[Stored entries]
# # #

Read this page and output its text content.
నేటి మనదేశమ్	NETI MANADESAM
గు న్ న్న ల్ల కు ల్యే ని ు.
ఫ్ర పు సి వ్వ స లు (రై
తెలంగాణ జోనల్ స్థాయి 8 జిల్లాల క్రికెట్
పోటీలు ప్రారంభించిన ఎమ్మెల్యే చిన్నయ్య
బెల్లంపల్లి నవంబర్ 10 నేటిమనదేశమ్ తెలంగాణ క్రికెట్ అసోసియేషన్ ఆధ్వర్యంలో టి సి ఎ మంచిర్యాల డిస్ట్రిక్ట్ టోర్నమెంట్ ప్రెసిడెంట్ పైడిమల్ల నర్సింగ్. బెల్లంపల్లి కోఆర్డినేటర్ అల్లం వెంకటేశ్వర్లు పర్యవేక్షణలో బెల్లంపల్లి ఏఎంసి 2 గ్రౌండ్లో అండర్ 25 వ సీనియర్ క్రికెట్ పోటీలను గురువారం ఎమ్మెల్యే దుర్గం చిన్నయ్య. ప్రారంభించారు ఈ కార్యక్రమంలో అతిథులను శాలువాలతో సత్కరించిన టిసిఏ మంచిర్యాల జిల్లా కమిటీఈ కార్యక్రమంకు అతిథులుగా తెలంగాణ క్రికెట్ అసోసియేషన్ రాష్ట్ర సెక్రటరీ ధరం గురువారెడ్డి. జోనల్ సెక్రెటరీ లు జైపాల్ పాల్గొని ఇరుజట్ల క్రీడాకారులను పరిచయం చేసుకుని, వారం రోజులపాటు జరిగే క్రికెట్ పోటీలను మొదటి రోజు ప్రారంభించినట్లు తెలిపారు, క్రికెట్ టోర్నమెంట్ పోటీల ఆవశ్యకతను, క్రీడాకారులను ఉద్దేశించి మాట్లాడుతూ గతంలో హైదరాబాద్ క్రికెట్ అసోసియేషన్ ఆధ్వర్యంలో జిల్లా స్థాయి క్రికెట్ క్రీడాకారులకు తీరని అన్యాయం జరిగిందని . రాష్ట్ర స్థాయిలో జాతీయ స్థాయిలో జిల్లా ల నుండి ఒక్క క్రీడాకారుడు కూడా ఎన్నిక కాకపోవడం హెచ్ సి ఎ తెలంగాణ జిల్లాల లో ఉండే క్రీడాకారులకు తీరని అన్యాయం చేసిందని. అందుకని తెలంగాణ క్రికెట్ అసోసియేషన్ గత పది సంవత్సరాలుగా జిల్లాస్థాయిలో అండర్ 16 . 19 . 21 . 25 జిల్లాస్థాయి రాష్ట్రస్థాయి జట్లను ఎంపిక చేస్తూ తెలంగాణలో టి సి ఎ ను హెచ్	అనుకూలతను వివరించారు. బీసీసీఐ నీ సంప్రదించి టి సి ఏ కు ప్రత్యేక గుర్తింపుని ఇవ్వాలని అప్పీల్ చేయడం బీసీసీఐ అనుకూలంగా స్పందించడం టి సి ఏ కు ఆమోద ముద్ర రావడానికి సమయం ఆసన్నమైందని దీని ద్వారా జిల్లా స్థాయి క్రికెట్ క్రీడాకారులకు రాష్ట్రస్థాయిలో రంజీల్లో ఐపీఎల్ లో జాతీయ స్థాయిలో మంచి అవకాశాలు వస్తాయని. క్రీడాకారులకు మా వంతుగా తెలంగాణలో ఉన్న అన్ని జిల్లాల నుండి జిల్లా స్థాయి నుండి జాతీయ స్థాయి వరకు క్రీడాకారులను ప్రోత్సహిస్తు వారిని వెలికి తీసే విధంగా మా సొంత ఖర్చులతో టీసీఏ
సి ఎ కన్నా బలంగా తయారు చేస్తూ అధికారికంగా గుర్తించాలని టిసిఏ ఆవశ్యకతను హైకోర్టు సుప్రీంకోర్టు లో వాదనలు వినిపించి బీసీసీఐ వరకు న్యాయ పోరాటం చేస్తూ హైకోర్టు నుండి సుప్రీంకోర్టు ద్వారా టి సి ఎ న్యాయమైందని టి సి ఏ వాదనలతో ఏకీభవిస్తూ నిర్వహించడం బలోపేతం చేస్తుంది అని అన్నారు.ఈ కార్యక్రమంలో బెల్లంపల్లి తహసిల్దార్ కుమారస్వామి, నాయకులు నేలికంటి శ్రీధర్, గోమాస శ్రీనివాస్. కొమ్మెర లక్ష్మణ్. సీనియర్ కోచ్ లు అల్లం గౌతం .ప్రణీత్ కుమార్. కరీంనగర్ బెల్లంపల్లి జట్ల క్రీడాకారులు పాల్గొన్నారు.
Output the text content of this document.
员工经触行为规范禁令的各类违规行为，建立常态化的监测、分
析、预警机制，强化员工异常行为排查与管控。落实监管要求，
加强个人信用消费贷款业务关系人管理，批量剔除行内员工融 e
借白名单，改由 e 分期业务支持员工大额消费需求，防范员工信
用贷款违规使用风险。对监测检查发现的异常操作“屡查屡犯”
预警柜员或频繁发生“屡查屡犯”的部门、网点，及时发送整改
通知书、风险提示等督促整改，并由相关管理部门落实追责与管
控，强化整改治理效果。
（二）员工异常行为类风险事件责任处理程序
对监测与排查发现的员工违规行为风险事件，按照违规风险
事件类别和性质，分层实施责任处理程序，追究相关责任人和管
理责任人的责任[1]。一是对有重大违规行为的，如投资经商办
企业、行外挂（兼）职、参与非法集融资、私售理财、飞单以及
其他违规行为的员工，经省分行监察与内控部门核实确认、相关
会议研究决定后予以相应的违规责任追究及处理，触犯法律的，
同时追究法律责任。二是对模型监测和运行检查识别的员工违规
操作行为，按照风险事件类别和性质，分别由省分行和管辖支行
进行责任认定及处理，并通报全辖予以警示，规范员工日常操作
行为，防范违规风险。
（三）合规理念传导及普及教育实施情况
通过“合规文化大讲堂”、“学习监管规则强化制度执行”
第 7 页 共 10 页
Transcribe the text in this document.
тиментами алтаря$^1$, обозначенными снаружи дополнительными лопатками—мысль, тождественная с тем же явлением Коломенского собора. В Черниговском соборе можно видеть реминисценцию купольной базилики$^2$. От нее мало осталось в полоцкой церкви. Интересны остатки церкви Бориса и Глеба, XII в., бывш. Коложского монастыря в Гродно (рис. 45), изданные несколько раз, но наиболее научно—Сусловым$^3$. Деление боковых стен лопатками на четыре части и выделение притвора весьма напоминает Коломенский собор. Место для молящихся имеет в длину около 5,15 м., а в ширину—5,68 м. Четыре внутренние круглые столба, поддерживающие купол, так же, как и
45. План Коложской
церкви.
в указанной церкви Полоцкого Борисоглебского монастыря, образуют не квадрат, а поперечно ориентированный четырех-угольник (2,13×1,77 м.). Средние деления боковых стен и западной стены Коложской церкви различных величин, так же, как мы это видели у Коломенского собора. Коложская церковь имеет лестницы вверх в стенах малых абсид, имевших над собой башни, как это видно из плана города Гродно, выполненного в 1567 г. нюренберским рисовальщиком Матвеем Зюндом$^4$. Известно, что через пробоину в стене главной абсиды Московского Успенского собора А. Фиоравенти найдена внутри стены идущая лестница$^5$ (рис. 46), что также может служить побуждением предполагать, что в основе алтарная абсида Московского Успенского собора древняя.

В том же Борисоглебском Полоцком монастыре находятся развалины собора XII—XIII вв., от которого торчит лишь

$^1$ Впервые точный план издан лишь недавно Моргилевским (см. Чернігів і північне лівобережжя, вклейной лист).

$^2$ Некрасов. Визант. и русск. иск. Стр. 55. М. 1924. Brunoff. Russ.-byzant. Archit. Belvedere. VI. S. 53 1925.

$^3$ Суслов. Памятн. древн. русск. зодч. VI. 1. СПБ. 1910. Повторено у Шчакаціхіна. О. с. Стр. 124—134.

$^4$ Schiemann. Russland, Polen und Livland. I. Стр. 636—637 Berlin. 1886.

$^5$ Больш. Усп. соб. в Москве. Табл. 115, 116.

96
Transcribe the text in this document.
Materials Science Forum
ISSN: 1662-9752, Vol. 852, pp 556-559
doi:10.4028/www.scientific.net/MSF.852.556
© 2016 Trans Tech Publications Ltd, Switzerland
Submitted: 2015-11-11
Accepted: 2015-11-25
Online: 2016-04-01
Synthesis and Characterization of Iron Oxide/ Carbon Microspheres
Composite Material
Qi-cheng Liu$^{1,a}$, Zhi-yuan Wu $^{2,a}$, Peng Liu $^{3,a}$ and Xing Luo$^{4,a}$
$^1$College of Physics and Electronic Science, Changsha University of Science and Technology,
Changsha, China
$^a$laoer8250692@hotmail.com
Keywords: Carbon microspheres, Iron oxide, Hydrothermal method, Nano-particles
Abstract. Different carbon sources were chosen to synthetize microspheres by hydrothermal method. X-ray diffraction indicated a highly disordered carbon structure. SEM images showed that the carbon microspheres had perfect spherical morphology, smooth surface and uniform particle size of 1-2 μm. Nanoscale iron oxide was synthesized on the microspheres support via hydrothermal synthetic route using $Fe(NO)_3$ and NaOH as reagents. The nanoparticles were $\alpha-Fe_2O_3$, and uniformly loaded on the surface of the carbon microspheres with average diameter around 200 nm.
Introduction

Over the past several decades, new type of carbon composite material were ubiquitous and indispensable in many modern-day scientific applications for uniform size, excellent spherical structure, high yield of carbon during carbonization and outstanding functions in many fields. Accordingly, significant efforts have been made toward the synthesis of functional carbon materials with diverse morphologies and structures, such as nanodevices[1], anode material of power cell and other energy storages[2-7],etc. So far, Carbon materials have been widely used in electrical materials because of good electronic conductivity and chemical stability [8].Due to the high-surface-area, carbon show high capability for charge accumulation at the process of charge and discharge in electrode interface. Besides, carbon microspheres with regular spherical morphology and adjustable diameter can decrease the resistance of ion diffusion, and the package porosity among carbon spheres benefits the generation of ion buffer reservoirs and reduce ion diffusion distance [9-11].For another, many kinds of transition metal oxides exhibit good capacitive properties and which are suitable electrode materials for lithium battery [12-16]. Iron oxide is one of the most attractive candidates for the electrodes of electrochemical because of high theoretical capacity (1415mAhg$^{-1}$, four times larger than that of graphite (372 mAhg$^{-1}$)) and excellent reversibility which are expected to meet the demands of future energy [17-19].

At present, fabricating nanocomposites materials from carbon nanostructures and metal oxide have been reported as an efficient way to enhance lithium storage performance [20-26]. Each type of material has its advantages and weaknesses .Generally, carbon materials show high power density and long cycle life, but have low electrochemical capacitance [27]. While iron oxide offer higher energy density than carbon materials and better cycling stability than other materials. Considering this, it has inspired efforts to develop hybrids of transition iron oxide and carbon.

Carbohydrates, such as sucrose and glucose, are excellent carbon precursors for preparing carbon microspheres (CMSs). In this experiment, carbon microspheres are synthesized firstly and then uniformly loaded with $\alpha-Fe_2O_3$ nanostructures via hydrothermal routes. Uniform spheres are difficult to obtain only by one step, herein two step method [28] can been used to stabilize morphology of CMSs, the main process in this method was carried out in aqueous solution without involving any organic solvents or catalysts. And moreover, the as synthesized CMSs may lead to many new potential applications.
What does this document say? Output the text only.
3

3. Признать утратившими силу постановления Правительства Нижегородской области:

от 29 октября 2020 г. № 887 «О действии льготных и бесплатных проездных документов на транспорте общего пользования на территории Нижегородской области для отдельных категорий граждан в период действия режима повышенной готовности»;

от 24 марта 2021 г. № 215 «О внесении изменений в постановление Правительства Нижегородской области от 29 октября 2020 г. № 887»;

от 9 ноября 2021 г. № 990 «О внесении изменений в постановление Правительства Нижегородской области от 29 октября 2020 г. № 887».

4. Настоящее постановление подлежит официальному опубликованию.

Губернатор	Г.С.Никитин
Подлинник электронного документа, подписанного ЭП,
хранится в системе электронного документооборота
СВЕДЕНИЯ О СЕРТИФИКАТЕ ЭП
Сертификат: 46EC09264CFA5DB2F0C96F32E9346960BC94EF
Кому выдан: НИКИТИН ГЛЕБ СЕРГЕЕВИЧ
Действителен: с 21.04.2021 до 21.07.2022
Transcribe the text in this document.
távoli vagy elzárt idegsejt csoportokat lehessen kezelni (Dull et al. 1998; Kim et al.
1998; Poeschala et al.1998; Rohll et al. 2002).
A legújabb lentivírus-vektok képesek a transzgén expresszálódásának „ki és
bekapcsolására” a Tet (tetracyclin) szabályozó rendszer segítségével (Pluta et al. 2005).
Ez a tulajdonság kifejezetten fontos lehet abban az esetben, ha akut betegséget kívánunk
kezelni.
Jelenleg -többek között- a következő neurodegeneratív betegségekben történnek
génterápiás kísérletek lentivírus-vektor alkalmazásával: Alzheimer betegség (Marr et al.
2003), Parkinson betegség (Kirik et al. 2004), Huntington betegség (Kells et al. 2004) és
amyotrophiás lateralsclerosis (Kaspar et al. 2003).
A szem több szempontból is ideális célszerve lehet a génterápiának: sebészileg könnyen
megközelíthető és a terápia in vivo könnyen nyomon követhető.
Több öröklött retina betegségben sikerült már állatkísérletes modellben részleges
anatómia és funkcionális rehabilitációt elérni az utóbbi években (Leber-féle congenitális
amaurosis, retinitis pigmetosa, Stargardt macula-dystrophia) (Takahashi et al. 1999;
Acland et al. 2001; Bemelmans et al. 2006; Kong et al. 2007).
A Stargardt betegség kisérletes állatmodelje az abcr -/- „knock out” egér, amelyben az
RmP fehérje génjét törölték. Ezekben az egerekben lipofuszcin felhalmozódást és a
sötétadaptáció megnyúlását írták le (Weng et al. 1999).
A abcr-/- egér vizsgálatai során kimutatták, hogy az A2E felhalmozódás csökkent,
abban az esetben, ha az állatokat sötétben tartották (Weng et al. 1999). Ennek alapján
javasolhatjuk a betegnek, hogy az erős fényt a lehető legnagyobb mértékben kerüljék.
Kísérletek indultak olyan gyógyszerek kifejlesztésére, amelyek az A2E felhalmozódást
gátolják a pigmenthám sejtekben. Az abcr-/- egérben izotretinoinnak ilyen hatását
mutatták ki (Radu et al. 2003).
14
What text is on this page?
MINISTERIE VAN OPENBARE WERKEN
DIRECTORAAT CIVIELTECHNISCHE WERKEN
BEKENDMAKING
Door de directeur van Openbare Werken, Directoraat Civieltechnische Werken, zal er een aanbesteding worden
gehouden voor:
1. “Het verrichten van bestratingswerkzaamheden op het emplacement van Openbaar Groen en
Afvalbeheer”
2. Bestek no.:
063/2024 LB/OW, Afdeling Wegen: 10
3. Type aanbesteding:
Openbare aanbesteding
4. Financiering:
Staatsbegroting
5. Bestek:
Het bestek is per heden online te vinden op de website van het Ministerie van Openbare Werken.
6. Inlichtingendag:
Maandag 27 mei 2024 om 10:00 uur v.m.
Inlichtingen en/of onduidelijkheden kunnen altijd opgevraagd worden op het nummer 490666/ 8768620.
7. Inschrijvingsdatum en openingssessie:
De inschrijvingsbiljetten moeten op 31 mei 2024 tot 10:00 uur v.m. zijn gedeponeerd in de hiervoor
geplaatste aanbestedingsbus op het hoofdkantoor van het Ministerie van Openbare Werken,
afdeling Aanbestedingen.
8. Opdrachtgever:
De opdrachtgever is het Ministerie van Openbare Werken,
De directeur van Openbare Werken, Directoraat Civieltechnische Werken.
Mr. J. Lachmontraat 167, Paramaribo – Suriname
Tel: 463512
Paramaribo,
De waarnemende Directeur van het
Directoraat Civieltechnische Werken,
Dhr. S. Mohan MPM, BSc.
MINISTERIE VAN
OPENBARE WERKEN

# # #

WORK TO DO:
Search the data above for the string "abban" and return every line that has it.

COMPLETE ANSWER:
Ez a tulajdonság kifejezetten fontos lehet abban az esetben, ha akut betegséget kívánunk
abban az esetben, ha az állatokat sötétben tartották (Weng et al. 1999). Ennek alapján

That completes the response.